** Begin DATASET ENTRIES **

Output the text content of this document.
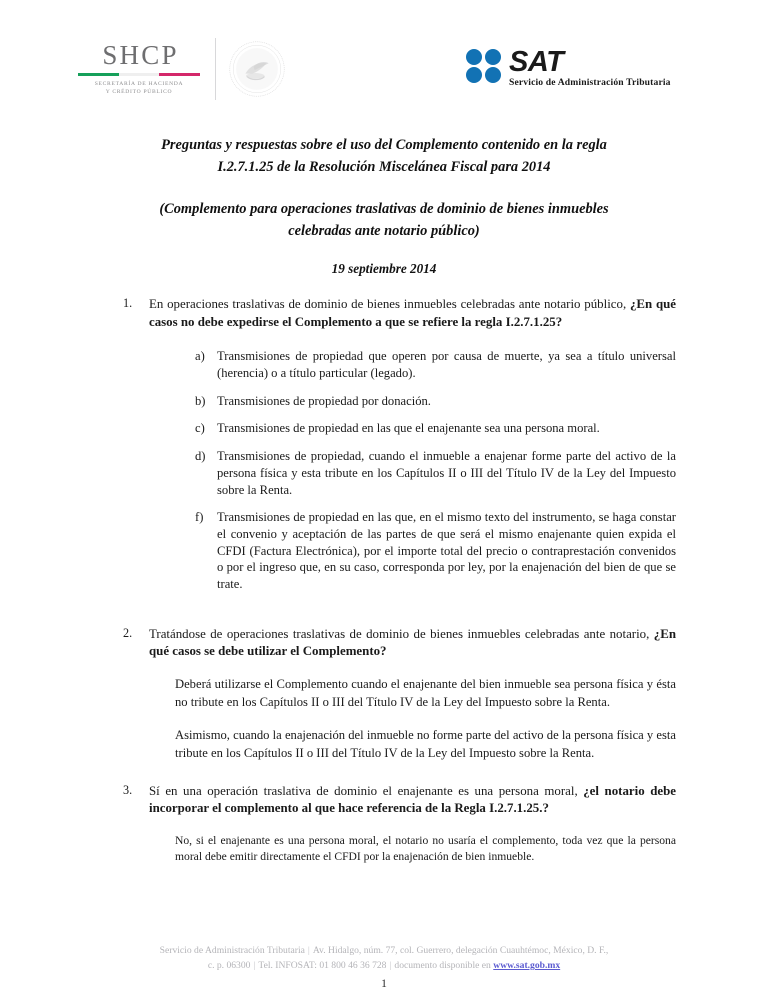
SHCP
SECRETARÍA DE HACIENDA
Y CRÉDITO PÚBLICO
SAT
Servicio de Administración Tributaria
Preguntas y respuestas sobre el uso del Complemento contenido en la regla
I.2.7.1.25 de la Resolución Miscelánea Fiscal para 2014
(Complemento para operaciones traslativas de dominio de bienes inmuebles
celebradas ante notario público)
19 septiembre 2014
1.	En operaciones traslativas de dominio de bienes inmuebles celebradas ante notario público, ¿En qué casos no debe expedirse el Complemento a que se refiere la regla I.2.7.1.25?
a) Transmisiones de propiedad que operen por causa de muerte, ya sea a título universal (herencia) o a título particular (legado).
b) Transmisiones de propiedad por donación.
c) Transmisiones de propiedad en las que el enajenante sea una persona moral.
d) Transmisiones de propiedad, cuando el inmueble a enajenar forme parte del activo de la persona física y esta tribute en los Capítulos II o III del Título IV de la Ley del Impuesto sobre la Renta.
f)	Transmisiones de propiedad en las que, en el mismo texto del instrumento, se haga constar el convenio y aceptación de las partes de que será el mismo enajenante quien expida el CFDI (Factura Electrónica), por el importe total del precio o contraprestación convenidos o por el ingreso que, en su caso, corresponda por ley, por la enajenación del bien de que se trate.
2.	Tratándose de operaciones traslativas de dominio de bienes inmuebles celebradas ante notario, ¿En qué casos se debe utilizar el Complemento?
Deberá utilizarse el Complemento cuando el enajenante del bien inmueble sea persona física y ésta no tribute en los Capítulos II o III del Título IV de la Ley del Impuesto sobre la Renta.
Asimismo, cuando la enajenación del inmueble no forme parte del activo de la persona física y esta tribute en los Capítulos II o III del Título IV de la Ley del Impuesto sobre la Renta.
3.	Sí en una operación traslativa de dominio el enajenante es una persona moral, ¿el notario debe incorporar el complemento al que hace referencia de la Regla I.2.7.1.25.?
No, si el enajenante es una persona moral, el notario no usaría el complemento, toda vez que la persona moral debe emitir directamente el CFDI por la enajenación de bien inmueble.
Servicio de Administración Tributaria | Av. Hidalgo, núm. 77, col. Guerrero, delegación Cuauhtémoc, México, D. F.,
c. p. 06300 | Tel. INFOSAT: 01 800 46 36 728 | documento disponible en www.sat.gob.mx
1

** End DATASET ENTRIES **

GOAL OF THE EXERCISE:
Select and copy every line of the material that holds the string "tribute".

CORRECT ANSWER:
d) Transmisiones de propiedad, cuando el inmueble a enajenar forme parte del activo de la persona física y esta tribute en los Capítulos II o III del Título IV de la Ley del Impuesto sobre la Renta.
Deberá utilizarse el Complemento cuando el enajenante del bien inmueble sea persona física y ésta no tribute en los Capítulos II o III del Título IV de la Ley del Impuesto sobre la Renta.
Asimismo, cuando la enajenación del inmueble no forme parte del activo de la persona física y esta tribute en los Capítulos II o III del Título IV de la Ley del Impuesto sobre la Renta.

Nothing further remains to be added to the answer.